What is required: Exclude the pictures; give every entry again exactly as written.

Dataset records:
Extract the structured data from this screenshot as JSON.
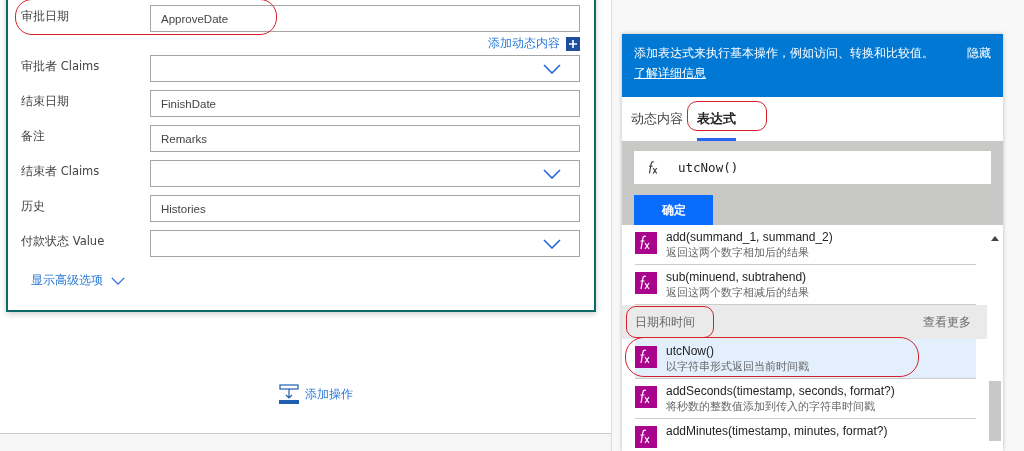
{
  "form": {
    "fields": [
      {
        "label": "审批日期",
        "kind": "text",
        "value": "ApproveDate"
      },
      {
        "label": "审批者 Claims",
        "kind": "dropdown"
      },
      {
        "label": "结束日期",
        "kind": "text",
        "value": "FinishDate"
      },
      {
        "label": "备注",
        "kind": "text",
        "value": "Remarks"
      },
      {
        "label": "结束者 Claims",
        "kind": "dropdown"
      },
      {
        "label": "历史",
        "kind": "text",
        "value": "Histories"
      },
      {
        "label": "付款状态 Value",
        "kind": "dropdown"
      }
    ],
    "dynamic_content_link": "添加动态内容",
    "advanced_options_link": "显示高级选项"
  },
  "add_action": "添加操作",
  "expression_panel": {
    "info": "添加表达式来执行基本操作，例如访问、转换和比较值。",
    "learn_more": "了解详细信息",
    "hide": "隐藏",
    "tabs": [
      {
        "label": "动态内容",
        "selected": false
      },
      {
        "label": "表达式",
        "selected": true
      }
    ],
    "expression": {
      "value": "utcNow()"
    },
    "ok_button": "确定",
    "list": [
      {
        "kind": "function",
        "name": "add(summand_1, summand_2)",
        "description": "返回这两个数字相加后的结果",
        "selected": false
      },
      {
        "kind": "function",
        "name": "sub(minuend, subtrahend)",
        "description": "返回这两个数字相减后的结果",
        "selected": false
      },
      {
        "kind": "section",
        "label": "日期和时间",
        "more": "查看更多"
      },
      {
        "kind": "function",
        "name": "utcNow()",
        "description": "以字符串形式返回当前时间戳",
        "selected": true
      },
      {
        "kind": "function",
        "name": "addSeconds(timestamp, seconds, format?)",
        "description": "将秒数的整数值添加到传入的字符串时间戳",
        "selected": false
      },
      {
        "kind": "function",
        "name": "addMinutes(timestamp, minutes, format?)",
        "selected": false
      }
    ]
  }
}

The response:
Extract the structured data from this screenshot as JSON.
{
  "form": {
    "fields": [
      {
        "label": "审批日期",
        "kind": "text",
        "value": "ApproveDate"
      },
      {
        "label": "审批者 Claims",
        "kind": "dropdown"
      },
      {
        "label": "结束日期",
        "kind": "text",
        "value": "FinishDate"
      },
      {
        "label": "备注",
        "kind": "text",
        "value": "Remarks"
      },
      {
        "label": "结束者 Claims",
        "kind": "dropdown"
      },
      {
        "label": "历史",
        "kind": "text",
        "value": "Histories"
      },
      {
        "label": "付款状态 Value",
        "kind": "dropdown"
      }
    ],
    "dynamic_content_link": "添加动态内容",
    "advanced_options_link": "显示高级选项"
  },
  "add_action": "添加操作",
  "expression_panel": {
    "info": "添加表达式来执行基本操作，例如访问、转换和比较值。",
    "learn_more": "了解详细信息",
    "hide": "隐藏",
    "tabs": [
      {
        "label": "动态内容",
        "selected": false
      },
      {
        "label": "表达式",
        "selected": true
      }
    ],
    "expression": {
      "value": "utcNow()"
    },
    "ok_button": "确定",
    "list": [
      {
        "kind": "function",
        "name": "add(summand_1, summand_2)",
        "description": "返回这两个数字相加后的结果",
        "selected": false
      },
      {
        "kind": "function",
        "name": "sub(minuend, subtrahend)",
        "description": "返回这两个数字相减后的结果",
        "selected": false
      },
      {
        "kind": "section",
        "label": "日期和时间",
        "more": "查看更多"
      },
      {
        "kind": "function",
        "name": "utcNow()",
        "description": "以字符串形式返回当前时间戳",
        "selected": true
      },
      {
        "kind": "function",
        "name": "addSeconds(timestamp, seconds, format?)",
        "description": "将秒数的整数值添加到传入的字符串时间戳",
        "selected": false
      },
      {
        "kind": "function",
        "name": "addMinutes(timestamp, minutes, format?)",
        "selected": false
      }
    ]
  }
}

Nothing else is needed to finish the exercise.